WHAT YOU ARE ASKED TO DO
Only the number is wanted: how many lines in the data contain "true"?

LISTING
· · · · ·
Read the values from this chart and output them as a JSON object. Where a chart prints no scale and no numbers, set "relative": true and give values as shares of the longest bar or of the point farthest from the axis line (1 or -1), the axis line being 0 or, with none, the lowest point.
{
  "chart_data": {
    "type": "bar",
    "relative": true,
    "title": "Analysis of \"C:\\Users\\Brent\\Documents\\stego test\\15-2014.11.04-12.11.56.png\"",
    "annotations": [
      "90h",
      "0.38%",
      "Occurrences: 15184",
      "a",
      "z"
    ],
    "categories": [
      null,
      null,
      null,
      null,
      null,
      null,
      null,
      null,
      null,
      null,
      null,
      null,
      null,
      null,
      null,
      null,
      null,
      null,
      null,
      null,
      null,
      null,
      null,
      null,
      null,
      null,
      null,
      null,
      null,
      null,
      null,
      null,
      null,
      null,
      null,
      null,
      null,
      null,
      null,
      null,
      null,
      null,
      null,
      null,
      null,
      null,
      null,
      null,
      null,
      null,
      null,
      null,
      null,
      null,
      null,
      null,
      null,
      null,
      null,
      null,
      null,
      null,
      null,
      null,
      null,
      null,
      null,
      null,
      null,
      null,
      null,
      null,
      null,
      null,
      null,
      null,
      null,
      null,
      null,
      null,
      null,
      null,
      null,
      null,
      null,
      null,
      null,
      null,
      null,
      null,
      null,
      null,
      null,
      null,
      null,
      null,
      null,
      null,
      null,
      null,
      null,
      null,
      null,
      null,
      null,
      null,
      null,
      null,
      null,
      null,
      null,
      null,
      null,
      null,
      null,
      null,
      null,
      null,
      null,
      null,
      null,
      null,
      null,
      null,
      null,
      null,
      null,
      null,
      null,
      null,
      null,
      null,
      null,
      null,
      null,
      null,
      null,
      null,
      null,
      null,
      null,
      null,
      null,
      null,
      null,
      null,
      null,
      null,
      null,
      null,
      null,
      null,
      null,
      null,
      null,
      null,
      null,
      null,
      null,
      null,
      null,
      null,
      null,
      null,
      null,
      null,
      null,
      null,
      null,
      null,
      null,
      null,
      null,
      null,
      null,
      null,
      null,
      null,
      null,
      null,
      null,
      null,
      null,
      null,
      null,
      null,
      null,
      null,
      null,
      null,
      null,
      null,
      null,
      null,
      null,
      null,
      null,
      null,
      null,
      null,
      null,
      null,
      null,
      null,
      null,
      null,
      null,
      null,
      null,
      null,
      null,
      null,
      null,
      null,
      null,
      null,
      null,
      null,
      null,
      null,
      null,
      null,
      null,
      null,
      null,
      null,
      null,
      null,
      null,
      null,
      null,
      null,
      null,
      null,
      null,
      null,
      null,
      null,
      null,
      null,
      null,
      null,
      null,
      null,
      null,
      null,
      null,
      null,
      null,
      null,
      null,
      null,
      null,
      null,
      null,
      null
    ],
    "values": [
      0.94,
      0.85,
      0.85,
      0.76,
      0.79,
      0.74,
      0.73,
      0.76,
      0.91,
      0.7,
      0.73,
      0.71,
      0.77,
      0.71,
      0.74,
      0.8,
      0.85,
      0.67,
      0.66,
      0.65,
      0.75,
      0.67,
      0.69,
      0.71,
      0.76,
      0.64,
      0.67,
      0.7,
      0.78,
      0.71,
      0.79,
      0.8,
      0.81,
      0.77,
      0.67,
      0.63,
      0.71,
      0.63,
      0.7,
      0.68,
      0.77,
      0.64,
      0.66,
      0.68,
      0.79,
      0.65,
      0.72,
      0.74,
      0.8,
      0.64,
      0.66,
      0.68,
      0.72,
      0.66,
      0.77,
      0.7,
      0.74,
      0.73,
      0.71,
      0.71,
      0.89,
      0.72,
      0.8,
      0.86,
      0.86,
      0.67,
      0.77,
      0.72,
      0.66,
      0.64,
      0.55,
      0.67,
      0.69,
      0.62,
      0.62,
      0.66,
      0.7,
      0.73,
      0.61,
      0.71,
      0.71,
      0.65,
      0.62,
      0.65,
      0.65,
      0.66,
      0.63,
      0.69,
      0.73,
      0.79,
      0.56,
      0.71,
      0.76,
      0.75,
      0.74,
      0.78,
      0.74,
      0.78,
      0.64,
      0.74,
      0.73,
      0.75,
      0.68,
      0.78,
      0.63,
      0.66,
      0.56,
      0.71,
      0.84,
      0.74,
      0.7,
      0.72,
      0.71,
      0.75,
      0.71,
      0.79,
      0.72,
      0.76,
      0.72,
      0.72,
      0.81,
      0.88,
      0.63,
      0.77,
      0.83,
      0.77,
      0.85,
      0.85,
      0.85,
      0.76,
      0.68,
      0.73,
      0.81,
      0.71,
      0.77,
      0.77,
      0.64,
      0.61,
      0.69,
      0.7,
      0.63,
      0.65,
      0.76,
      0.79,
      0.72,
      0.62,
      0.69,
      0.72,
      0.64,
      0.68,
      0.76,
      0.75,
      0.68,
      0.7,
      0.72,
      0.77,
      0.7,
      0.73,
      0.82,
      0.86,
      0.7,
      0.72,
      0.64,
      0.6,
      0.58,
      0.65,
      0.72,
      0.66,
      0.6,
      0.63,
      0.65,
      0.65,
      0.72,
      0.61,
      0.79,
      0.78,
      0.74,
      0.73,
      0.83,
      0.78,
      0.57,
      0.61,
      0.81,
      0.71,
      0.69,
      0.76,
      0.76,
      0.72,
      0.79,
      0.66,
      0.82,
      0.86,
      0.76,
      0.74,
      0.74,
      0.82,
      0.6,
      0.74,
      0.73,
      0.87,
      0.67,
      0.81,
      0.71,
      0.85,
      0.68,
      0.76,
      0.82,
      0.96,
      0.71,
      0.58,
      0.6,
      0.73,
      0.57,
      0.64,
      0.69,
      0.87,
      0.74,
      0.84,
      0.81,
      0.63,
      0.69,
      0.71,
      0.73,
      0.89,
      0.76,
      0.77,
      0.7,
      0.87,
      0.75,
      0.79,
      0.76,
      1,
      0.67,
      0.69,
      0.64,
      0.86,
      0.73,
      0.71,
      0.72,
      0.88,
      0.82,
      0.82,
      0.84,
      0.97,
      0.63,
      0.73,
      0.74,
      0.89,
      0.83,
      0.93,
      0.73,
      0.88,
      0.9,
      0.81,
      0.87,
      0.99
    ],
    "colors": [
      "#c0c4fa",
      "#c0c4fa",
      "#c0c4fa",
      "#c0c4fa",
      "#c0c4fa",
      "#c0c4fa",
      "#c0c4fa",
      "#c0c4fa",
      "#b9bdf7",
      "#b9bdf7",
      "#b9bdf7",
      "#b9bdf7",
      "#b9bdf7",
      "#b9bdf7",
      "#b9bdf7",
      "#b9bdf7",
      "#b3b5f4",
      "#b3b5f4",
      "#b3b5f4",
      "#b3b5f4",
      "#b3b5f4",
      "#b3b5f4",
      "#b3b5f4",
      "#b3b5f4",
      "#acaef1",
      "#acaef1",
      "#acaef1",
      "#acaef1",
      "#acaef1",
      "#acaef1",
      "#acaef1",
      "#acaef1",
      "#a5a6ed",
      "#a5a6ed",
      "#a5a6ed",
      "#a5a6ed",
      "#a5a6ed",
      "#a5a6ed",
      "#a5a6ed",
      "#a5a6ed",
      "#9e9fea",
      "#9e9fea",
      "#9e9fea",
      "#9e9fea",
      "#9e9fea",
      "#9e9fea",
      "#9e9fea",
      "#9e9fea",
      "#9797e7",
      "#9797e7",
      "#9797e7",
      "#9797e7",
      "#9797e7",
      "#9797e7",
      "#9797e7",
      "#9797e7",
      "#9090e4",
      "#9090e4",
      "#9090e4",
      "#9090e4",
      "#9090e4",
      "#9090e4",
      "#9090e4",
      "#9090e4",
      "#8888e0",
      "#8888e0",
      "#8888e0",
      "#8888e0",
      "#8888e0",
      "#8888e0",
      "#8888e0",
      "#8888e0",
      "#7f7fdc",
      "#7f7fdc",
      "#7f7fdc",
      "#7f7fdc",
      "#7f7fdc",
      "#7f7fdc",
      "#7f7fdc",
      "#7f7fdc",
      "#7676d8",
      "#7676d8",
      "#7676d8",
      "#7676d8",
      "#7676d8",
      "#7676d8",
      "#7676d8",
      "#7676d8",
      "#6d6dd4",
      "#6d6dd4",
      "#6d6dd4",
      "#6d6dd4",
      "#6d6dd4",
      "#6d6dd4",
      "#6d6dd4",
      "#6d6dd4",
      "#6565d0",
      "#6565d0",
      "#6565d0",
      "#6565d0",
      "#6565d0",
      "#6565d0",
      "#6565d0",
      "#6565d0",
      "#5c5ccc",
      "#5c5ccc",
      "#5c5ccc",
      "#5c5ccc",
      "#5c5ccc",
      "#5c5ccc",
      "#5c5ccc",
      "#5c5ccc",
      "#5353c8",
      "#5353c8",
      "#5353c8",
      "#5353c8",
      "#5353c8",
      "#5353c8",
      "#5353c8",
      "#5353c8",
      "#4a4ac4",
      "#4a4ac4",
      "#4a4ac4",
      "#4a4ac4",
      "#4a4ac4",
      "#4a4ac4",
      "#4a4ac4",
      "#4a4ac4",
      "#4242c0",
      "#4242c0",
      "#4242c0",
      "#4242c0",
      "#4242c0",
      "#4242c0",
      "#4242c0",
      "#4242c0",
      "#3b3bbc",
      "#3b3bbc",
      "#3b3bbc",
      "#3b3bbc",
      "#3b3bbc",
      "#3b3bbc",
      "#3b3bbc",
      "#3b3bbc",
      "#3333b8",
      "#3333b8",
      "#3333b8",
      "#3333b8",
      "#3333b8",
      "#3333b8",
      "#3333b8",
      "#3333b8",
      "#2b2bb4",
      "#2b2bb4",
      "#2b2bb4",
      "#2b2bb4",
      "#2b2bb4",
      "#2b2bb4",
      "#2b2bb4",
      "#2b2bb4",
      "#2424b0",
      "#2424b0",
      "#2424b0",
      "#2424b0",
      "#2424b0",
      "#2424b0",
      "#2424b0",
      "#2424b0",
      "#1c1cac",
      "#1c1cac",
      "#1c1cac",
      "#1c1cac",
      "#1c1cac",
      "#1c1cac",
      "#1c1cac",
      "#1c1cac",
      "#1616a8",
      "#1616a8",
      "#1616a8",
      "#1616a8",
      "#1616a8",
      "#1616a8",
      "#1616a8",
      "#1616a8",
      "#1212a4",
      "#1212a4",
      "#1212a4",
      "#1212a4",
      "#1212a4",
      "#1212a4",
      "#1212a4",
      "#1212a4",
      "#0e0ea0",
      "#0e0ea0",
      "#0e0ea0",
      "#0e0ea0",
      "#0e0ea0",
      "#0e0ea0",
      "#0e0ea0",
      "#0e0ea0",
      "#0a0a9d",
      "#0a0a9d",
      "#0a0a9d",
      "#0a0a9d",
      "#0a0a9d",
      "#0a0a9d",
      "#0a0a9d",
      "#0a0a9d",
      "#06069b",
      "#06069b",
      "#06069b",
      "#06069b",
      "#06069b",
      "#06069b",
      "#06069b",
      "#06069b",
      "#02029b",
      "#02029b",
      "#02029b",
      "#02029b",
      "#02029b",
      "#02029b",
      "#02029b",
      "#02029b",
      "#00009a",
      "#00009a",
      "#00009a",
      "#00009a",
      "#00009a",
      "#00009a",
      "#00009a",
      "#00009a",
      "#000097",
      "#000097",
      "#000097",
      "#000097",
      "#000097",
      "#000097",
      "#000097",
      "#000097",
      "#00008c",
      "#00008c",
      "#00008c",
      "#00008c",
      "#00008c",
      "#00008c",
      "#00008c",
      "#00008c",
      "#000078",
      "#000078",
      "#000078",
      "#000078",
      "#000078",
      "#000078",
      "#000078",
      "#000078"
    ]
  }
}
· · · · ·
FINISHED TASK
2